----- Dataset content

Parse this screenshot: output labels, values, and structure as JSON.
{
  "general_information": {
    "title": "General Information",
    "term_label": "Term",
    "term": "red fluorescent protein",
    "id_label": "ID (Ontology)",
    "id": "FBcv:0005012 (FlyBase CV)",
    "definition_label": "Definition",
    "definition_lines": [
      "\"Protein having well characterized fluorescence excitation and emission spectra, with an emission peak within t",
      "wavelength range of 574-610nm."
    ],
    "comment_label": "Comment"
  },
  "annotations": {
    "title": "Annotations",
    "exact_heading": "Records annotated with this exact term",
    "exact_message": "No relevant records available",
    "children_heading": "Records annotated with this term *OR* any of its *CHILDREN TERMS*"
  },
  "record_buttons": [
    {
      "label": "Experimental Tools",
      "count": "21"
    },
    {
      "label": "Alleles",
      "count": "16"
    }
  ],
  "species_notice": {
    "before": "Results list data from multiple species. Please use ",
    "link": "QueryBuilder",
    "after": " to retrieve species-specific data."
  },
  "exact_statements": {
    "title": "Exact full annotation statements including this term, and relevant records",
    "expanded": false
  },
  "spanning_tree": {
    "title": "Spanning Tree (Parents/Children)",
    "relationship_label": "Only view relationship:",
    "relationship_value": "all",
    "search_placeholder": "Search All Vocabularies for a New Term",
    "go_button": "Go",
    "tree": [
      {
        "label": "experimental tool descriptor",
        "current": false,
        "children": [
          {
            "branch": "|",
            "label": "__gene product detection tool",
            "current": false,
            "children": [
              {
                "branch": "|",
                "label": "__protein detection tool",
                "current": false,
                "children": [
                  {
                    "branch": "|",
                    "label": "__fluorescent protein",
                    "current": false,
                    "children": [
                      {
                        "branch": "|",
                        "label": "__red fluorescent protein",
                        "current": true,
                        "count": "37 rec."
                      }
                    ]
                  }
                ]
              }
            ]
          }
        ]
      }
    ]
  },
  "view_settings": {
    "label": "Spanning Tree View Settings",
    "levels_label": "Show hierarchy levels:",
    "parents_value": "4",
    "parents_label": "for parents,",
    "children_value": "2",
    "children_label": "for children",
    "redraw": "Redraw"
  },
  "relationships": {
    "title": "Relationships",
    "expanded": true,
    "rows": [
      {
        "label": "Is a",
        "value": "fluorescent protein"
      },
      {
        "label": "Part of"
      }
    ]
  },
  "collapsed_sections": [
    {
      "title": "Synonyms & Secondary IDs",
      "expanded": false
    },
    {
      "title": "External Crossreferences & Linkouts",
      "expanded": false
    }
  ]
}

----------

**What this task involves:** Go through the records and repeat each one exactly as written.

**Answer to the exercise:**
Parse this screenshot: output labels, values, and structure as JSON.
{
  "general_information": {
    "title": "General Information",
    "term_label": "Term",
    "term": "red fluorescent protein",
    "id_label": "ID (Ontology)",
    "id": "FBcv:0005012 (FlyBase CV)",
    "definition_label": "Definition",
    "definition_lines": [
      "\"Protein having well characterized fluorescence excitation and emission spectra, with an emission peak within t",
      "wavelength range of 574-610nm."
    ],
    "comment_label": "Comment"
  },
  "annotations": {
    "title": "Annotations",
    "exact_heading": "Records annotated with this exact term",
    "exact_message": "No relevant records available",
    "children_heading": "Records annotated with this term *OR* any of its *CHILDREN TERMS*"
  },
  "record_buttons": [
    {
      "label": "Experimental Tools",
      "count": "21"
    },
    {
      "label": "Alleles",
      "count": "16"
    }
  ],
  "species_notice": {
    "before": "Results list data from multiple species. Please use ",
    "link": "QueryBuilder",
    "after": " to retrieve species-specific data."
  },
  "exact_statements": {
    "title": "Exact full annotation statements including this term, and relevant records",
    "expanded": false
  },
  "spanning_tree": {
    "title": "Spanning Tree (Parents/Children)",
    "relationship_label": "Only view relationship:",
    "relationship_value": "all",
    "search_placeholder": "Search All Vocabularies for a New Term",
    "go_button": "Go",
    "tree": [
      {
        "label": "experimental tool descriptor",
        "current": false,
        "children": [
          {
            "branch": "|",
            "label": "__gene product detection tool",
            "current": false,
            "children": [
              {
                "branch": "|",
                "label": "__protein detection tool",
                "current": false,
                "children": [
                  {
                    "branch": "|",
                    "label": "__fluorescent protein",
                    "current": false,
                    "children": [
                      {
                        "branch": "|",
                        "label": "__red fluorescent protein",
                        "current": true,
                        "count": "37 rec."
                      }
                    ]
                  }
                ]
              }
            ]
          }
        ]
      }
    ]
  },
  "view_settings": {
    "label": "Spanning Tree View Settings",
    "levels_label": "Show hierarchy levels:",
    "parents_value": "4",
    "parents_label": "for parents,",
    "children_value": "2",
    "children_label": "for children",
    "redraw": "Redraw"
  },
  "relationships": {
    "title": "Relationships",
    "expanded": true,
    "rows": [
      {
        "label": "Is a",
        "value": "fluorescent protein"
      },
      {
        "label": "Part of"
      }
    ]
  },
  "collapsed_sections": [
    {
      "title": "Synonyms & Secondary IDs",
      "expanded": false
    },
    {
      "title": "External Crossreferences & Linkouts",
      "expanded": false
    }
  ]
}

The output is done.